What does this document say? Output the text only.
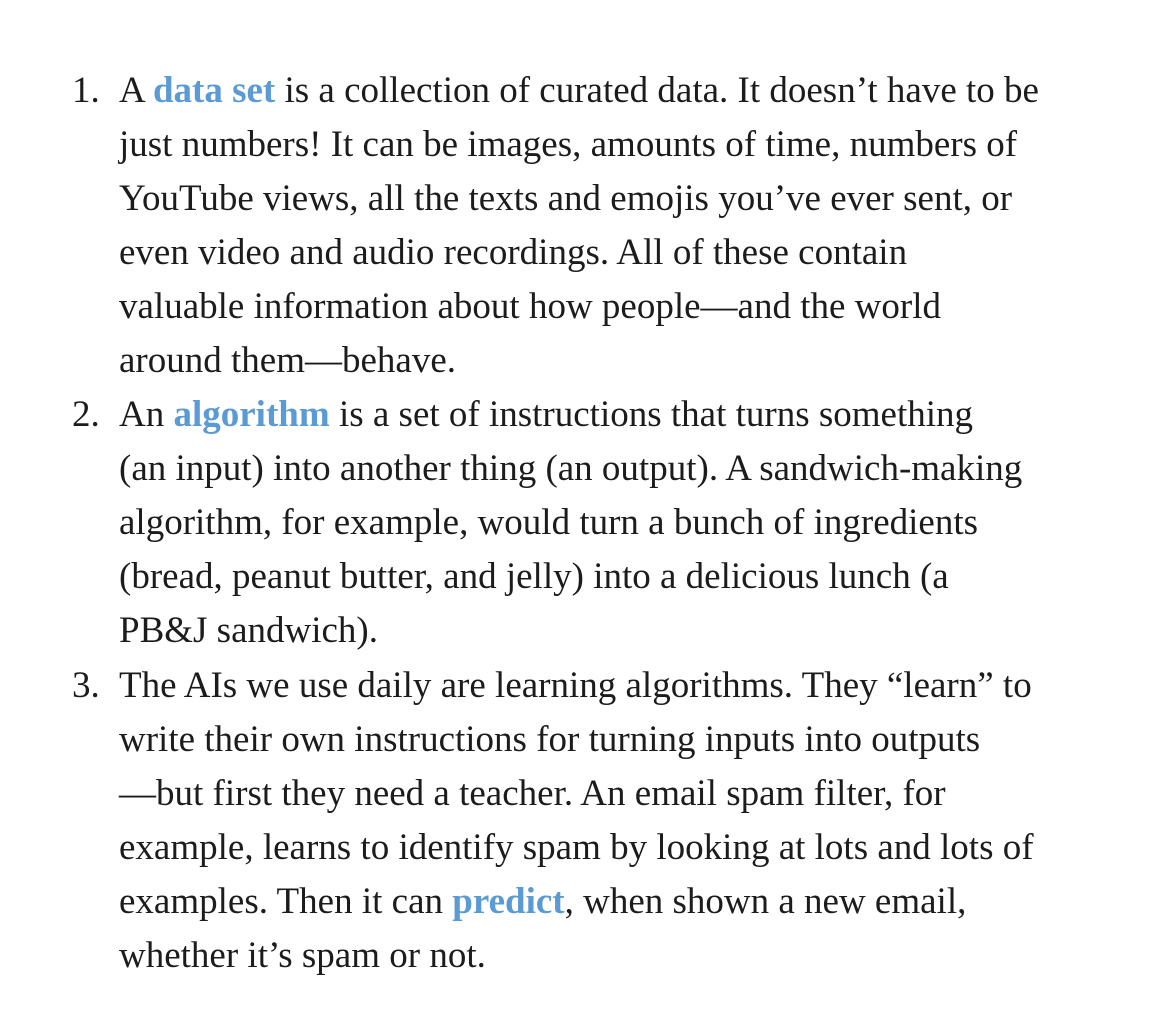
1. A data set is a collection of curated data. It doesn’t have to be
just numbers! It can be images, amounts of time, numbers of
YouTube views, all the texts and emojis you’ve ever sent, or
even video and audio recordings. All of these contain
valuable information about how people—and the world
around them—behave.
2. An algorithm is a set of instructions that turns something
(an input) into another thing (an output). A sandwich-making
algorithm, for example, would turn a bunch of ingredients
(bread, peanut butter, and jelly) into a delicious lunch (a
PB&J sandwich).
3. The AIs we use daily are learning algorithms. They “learn” to
write their own instructions for turning inputs into outputs
—but first they need a teacher. An email spam filter, for
example, learns to identify spam by looking at lots and lots of
examples. Then it can predict, when shown a new email,
whether it’s spam or not.
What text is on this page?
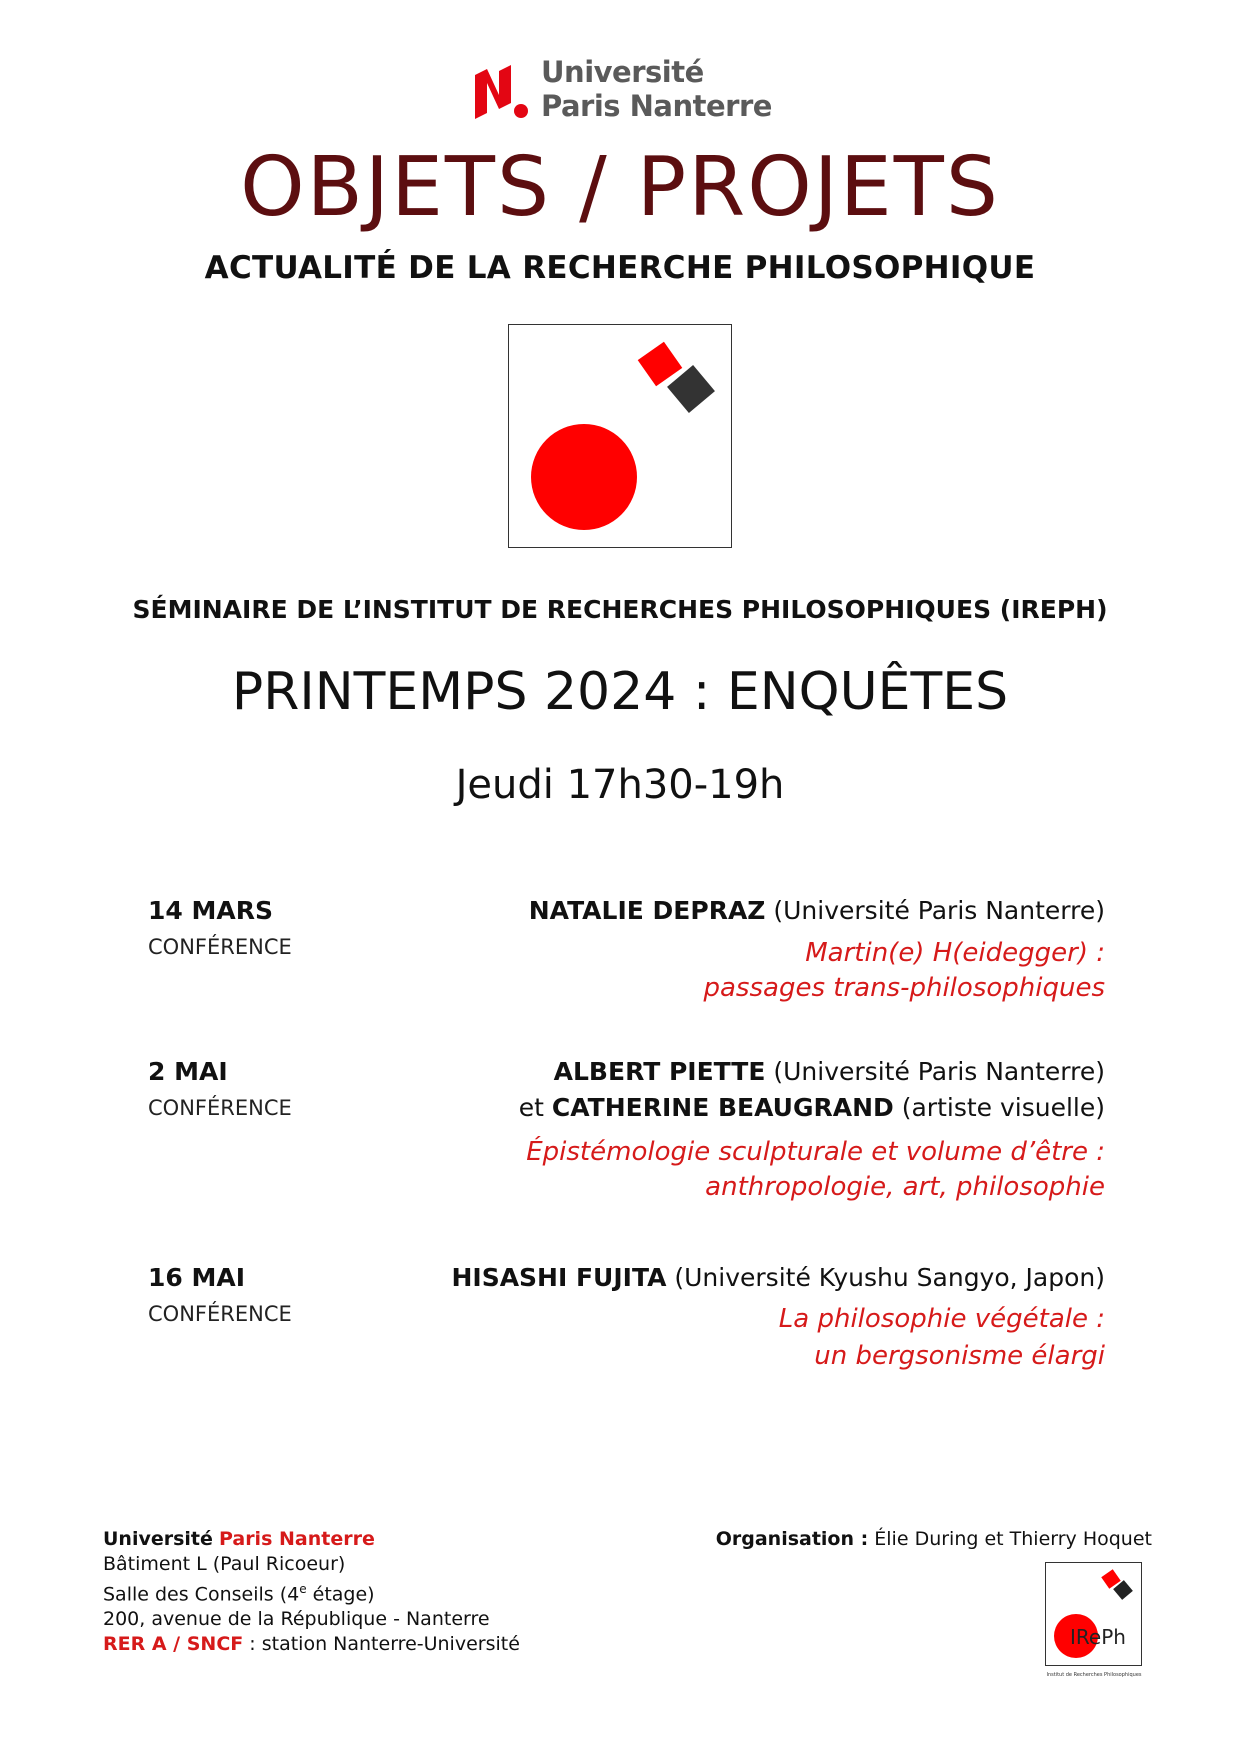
Université
Paris Nanterre
OBJETS / PROJETS
ACTUALITÉ DE LA RECHERCHE PHILOSOPHIQUE
SÉMINAIRE DE L’INSTITUT DE RECHERCHES PHILOSOPHIQUES (IREPH)
PRINTEMPS 2024 : ENQUÊTES
Jeudi 17h30-19h
14 MARS
CONFÉRENCE
NATALIE DEPRAZ (Université Paris Nanterre)
Martin(e) H(eidegger) :
passages trans-philosophiques
2 MAI
CONFÉRENCE
ALBERT PIETTE (Université Paris Nanterre)
et CATHERINE BEAUGRAND (artiste visuelle)
Épistémologie sculpturale et volume d’être :
anthropologie, art, philosophie
16 MAI
CONFÉRENCE
HISASHI FUJITA (Université Kyushu Sangyo, Japon)
La philosophie végétale :
un bergsonisme élargi
Université Paris Nanterre
Bâtiment L (Paul Ricoeur)
Salle des Conseils (4e étage)
200, avenue de la République - Nanterre
RER A / SNCF : station Nanterre-Université
Organisation : Élie During et Thierry Hoquet
IRePh
Institut de Recherches Philosophiques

----------

Pictures in the records should not appear in your copy, but everything else must be transcribed exactly.

### ANSWER FOR THIS EXERCISE
What does this document say? Output the text only.
1. A data set is a collection of curated data. It doesn’t have to be
just numbers! It can be images, amounts of time, numbers of
YouTube views, all the texts and emojis you’ve ever sent, or
even video and audio recordings. All of these contain
valuable information about how people—and the world
around them—behave.
2. An algorithm is a set of instructions that turns something
(an input) into another thing (an output). A sandwich-making
algorithm, for example, would turn a bunch of ingredients
(bread, peanut butter, and jelly) into a delicious lunch (a
PB&J sandwich).
3. The AIs we use daily are learning algorithms. They “learn” to
write their own instructions for turning inputs into outputs
—but first they need a teacher. An email spam filter, for
example, learns to identify spam by looking at lots and lots of
examples. Then it can predict, when shown a new email,
whether it’s spam or not.
What text is on this page?
Université
Paris Nanterre
OBJETS / PROJETS
ACTUALITÉ DE LA RECHERCHE PHILOSOPHIQUE
SÉMINAIRE DE L’INSTITUT DE RECHERCHES PHILOSOPHIQUES (IREPH)
PRINTEMPS 2024 : ENQUÊTES
Jeudi 17h30-19h
14 MARS
CONFÉRENCE
NATALIE DEPRAZ (Université Paris Nanterre)
Martin(e) H(eidegger) :
passages trans-philosophiques
2 MAI
CONFÉRENCE
ALBERT PIETTE (Université Paris Nanterre)
et CATHERINE BEAUGRAND (artiste visuelle)
Épistémologie sculpturale et volume d’être :
anthropologie, art, philosophie
16 MAI
CONFÉRENCE
HISASHI FUJITA (Université Kyushu Sangyo, Japon)
La philosophie végétale :
un bergsonisme élargi
Université Paris Nanterre
Bâtiment L (Paul Ricoeur)
Salle des Conseils (4e étage)
200, avenue de la République - Nanterre
RER A / SNCF : station Nanterre-Université
Organisation : Élie During et Thierry Hoquet
IRePh
Institut de Recherches Philosophiques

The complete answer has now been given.